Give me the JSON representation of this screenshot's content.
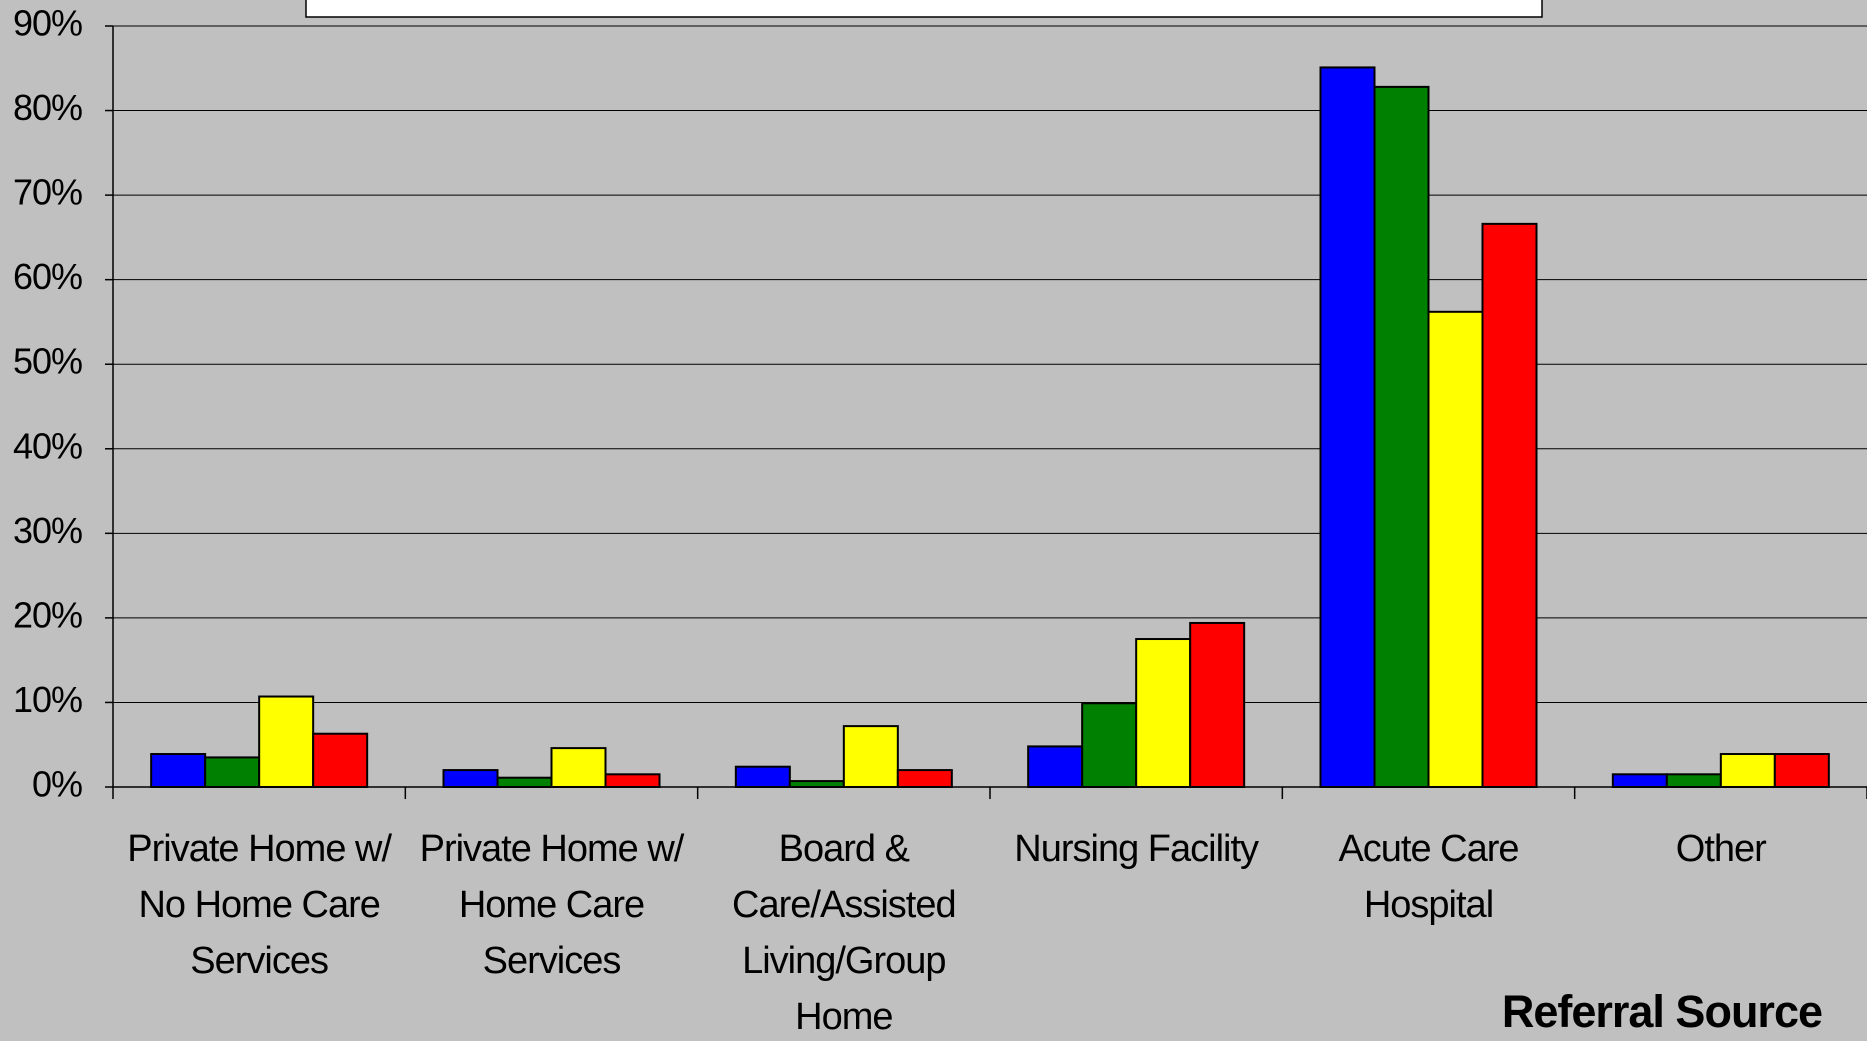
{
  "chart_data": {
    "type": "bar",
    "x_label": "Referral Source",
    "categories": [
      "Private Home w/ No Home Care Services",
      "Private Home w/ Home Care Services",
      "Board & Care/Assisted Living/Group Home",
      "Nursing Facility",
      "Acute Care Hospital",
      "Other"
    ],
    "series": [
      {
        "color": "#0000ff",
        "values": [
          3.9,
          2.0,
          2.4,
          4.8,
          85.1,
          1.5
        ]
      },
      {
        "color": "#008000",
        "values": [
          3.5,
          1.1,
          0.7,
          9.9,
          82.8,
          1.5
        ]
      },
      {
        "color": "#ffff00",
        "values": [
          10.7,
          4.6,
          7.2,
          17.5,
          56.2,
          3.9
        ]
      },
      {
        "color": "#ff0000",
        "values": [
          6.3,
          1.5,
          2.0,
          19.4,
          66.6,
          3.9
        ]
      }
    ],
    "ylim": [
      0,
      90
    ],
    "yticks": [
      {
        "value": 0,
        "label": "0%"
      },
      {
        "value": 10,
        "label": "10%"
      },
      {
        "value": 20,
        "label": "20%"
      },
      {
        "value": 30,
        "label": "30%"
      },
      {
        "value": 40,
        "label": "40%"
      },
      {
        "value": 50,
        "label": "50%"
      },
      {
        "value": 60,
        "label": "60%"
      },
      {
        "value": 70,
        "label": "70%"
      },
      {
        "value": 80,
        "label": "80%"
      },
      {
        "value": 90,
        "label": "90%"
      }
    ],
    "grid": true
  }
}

───

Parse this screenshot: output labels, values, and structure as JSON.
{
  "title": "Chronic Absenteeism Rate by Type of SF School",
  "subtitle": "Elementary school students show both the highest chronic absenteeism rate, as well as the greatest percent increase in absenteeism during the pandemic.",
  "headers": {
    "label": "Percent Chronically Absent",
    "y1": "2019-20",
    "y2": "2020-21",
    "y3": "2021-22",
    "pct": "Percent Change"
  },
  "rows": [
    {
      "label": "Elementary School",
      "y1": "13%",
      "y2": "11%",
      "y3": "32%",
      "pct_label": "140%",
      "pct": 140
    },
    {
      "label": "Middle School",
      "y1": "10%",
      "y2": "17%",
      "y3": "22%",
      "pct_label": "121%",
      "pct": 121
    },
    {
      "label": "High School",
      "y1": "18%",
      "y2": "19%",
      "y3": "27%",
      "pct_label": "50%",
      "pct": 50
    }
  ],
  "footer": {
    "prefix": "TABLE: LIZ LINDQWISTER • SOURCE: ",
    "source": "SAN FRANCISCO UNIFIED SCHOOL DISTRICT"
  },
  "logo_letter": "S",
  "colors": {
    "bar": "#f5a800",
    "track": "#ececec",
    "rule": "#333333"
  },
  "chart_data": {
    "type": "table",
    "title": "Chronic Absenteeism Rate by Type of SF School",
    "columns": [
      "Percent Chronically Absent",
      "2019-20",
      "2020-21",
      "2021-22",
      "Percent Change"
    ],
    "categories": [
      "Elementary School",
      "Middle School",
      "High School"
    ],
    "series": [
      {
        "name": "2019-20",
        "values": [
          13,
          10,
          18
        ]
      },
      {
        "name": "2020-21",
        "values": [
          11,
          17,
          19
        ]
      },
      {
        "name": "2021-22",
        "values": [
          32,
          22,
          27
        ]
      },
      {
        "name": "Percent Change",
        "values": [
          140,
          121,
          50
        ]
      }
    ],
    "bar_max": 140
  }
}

───

SET EXERCISE: Gather and return every line that holds the string "Home".

TASK SOLUTION:
      "Private Home w/ No Home Care Services",
      "Private Home w/ Home Care Services",
      "Board & Care/Assisted Living/Group Home",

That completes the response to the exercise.